§ **INFORMATION GIVEN**:
+ + + + +

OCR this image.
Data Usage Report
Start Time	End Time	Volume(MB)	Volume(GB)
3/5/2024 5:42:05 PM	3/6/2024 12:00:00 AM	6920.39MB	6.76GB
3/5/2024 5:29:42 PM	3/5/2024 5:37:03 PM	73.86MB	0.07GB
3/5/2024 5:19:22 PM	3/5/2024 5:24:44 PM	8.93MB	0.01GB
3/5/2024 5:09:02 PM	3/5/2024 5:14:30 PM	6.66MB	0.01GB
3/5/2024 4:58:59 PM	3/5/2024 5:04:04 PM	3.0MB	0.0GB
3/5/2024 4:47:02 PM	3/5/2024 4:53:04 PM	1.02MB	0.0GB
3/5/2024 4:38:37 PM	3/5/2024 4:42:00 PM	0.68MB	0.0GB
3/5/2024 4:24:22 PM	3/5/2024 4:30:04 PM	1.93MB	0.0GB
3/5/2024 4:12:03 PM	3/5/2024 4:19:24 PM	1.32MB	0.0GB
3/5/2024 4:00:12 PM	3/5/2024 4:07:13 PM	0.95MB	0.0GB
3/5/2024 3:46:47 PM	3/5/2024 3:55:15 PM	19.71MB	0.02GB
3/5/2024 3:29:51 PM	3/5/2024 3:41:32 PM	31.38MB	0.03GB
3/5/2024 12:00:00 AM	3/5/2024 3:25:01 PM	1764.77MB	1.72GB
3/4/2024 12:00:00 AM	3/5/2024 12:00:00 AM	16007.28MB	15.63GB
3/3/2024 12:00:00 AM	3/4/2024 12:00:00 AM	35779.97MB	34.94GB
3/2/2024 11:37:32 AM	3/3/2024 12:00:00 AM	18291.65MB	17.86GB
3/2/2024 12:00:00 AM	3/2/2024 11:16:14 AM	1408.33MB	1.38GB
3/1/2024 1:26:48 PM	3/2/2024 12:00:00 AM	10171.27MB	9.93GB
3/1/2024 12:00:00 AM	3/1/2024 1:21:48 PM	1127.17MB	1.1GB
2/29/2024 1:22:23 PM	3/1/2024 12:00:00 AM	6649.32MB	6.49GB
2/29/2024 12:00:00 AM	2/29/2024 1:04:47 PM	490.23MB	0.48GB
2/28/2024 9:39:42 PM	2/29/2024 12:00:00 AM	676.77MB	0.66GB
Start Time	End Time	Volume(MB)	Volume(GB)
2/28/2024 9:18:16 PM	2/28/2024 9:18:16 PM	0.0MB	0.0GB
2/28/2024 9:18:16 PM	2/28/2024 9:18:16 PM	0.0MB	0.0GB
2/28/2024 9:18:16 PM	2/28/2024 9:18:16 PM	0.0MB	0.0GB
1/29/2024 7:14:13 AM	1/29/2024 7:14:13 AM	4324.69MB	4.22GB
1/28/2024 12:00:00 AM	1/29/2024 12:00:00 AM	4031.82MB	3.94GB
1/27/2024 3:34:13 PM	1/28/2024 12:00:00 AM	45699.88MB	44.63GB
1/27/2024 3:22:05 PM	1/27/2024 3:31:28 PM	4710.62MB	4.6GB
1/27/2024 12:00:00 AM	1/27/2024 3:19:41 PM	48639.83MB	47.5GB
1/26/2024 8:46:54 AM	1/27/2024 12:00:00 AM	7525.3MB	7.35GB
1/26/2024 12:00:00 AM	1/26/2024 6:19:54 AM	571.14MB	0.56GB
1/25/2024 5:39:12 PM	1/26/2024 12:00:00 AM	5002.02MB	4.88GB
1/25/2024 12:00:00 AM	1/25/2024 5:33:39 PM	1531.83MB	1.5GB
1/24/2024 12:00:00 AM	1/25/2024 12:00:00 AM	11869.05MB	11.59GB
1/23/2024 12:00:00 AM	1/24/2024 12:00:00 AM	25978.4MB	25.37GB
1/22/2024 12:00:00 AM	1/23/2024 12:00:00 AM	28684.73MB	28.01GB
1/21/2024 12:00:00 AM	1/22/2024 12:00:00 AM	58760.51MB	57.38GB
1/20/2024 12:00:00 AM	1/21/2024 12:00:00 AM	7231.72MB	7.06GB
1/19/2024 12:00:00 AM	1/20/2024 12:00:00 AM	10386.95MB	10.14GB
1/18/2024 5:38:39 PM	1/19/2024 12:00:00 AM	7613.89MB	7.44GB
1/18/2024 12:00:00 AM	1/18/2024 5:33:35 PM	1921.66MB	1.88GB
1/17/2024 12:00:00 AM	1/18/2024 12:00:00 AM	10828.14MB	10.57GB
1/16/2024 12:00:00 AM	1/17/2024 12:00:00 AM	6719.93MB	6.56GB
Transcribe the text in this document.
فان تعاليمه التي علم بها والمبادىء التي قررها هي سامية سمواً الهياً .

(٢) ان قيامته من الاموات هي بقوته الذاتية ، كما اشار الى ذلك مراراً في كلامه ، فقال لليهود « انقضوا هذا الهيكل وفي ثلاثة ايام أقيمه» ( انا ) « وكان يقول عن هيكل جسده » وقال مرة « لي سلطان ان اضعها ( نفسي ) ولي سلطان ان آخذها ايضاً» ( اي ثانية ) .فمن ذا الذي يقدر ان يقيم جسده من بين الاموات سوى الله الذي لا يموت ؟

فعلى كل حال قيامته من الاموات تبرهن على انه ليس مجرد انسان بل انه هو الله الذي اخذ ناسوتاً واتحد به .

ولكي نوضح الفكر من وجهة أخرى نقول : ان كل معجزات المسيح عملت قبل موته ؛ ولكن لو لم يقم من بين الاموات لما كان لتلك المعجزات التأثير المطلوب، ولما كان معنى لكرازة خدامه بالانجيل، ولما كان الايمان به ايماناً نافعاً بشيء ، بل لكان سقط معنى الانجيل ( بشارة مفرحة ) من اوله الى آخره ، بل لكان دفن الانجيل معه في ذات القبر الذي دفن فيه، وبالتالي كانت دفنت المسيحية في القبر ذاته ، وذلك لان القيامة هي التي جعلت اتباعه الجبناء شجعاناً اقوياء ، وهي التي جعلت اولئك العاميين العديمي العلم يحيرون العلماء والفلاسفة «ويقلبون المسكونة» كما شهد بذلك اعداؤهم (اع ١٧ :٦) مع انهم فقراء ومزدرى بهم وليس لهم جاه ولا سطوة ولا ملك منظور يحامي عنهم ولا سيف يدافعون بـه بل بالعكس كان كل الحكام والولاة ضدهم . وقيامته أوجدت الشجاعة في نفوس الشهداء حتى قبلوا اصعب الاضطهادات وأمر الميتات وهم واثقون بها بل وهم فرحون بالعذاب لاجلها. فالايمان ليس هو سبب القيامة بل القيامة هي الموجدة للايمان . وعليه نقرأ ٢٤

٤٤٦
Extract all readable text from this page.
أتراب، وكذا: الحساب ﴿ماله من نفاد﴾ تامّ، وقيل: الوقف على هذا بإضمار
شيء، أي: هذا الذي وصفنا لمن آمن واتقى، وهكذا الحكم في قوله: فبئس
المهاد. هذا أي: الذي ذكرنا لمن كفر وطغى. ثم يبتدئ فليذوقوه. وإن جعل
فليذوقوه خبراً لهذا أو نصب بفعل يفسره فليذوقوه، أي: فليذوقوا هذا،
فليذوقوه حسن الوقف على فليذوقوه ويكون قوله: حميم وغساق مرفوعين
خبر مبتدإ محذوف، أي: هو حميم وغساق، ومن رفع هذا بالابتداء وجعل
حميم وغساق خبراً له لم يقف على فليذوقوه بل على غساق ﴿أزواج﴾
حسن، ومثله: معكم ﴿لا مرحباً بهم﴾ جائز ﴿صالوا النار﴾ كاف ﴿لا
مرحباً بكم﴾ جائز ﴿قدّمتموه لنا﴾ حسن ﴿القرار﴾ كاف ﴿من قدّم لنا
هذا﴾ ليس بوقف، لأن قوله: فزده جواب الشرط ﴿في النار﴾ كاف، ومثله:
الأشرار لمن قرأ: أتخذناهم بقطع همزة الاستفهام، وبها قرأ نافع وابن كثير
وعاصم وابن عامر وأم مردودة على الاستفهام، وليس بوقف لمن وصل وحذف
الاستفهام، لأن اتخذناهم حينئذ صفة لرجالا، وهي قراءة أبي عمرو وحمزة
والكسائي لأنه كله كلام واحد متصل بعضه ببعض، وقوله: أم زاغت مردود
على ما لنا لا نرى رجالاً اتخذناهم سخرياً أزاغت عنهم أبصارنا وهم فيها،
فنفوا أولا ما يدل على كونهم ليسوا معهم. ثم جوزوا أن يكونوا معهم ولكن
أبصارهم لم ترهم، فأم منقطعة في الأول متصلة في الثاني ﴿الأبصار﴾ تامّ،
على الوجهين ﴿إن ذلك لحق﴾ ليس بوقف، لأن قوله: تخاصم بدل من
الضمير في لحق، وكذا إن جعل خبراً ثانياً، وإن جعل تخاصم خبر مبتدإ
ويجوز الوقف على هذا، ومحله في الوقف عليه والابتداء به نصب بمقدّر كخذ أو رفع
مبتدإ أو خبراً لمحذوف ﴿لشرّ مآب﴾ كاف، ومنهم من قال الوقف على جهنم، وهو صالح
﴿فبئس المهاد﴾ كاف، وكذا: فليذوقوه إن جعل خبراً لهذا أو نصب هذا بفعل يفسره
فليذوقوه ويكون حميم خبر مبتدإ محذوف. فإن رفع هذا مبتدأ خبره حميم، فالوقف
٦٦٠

+ + + + +

§ **EXERCISE DIRECTIONS**: Within the listing above, copy each line that has the string "عنهم".

§ **WRITTEN SOLUTION**:
ولكي نوضح الفكر من وجهة أخرى نقول : ان كل معجزات المسيح عملت قبل موته ؛ ولكن لو لم يقم من بين الاموات لما كان لتلك المعجزات التأثير المطلوب، ولما كان معنى لكرازة خدامه بالانجيل، ولما كان الايمان به ايماناً نافعاً بشيء ، بل لكان سقط معنى الانجيل ( بشارة مفرحة ) من اوله الى آخره ، بل لكان دفن الانجيل معه في ذات القبر الذي دفن فيه، وبالتالي كانت دفنت المسيحية في القبر ذاته ، وذلك لان القيامة هي التي جعلت اتباعه الجبناء شجعاناً اقوياء ، وهي التي جعلت اولئك العاميين العديمي العلم يحيرون العلماء والفلاسفة «ويقلبون المسكونة» كما شهد بذلك اعداؤهم (اع ١٧ :٦) مع انهم فقراء ومزدرى بهم وليس لهم جاه ولا سطوة ولا ملك منظور يحامي عنهم ولا سيف يدافعون بـه بل بالعكس كان كل الحكام والولاة ضدهم . وقيامته أوجدت الشجاعة في نفوس الشهداء حتى قبلوا اصعب الاضطهادات وأمر الميتات وهم واثقون بها بل وهم فرحون بالعذاب لاجلها. فالايمان ليس هو سبب القيامة بل القيامة هي الموجدة للايمان . وعليه نقرأ ٢٤
على ما لنا لا نرى رجالاً اتخذناهم سخرياً أزاغت عنهم أبصارنا وهم فيها،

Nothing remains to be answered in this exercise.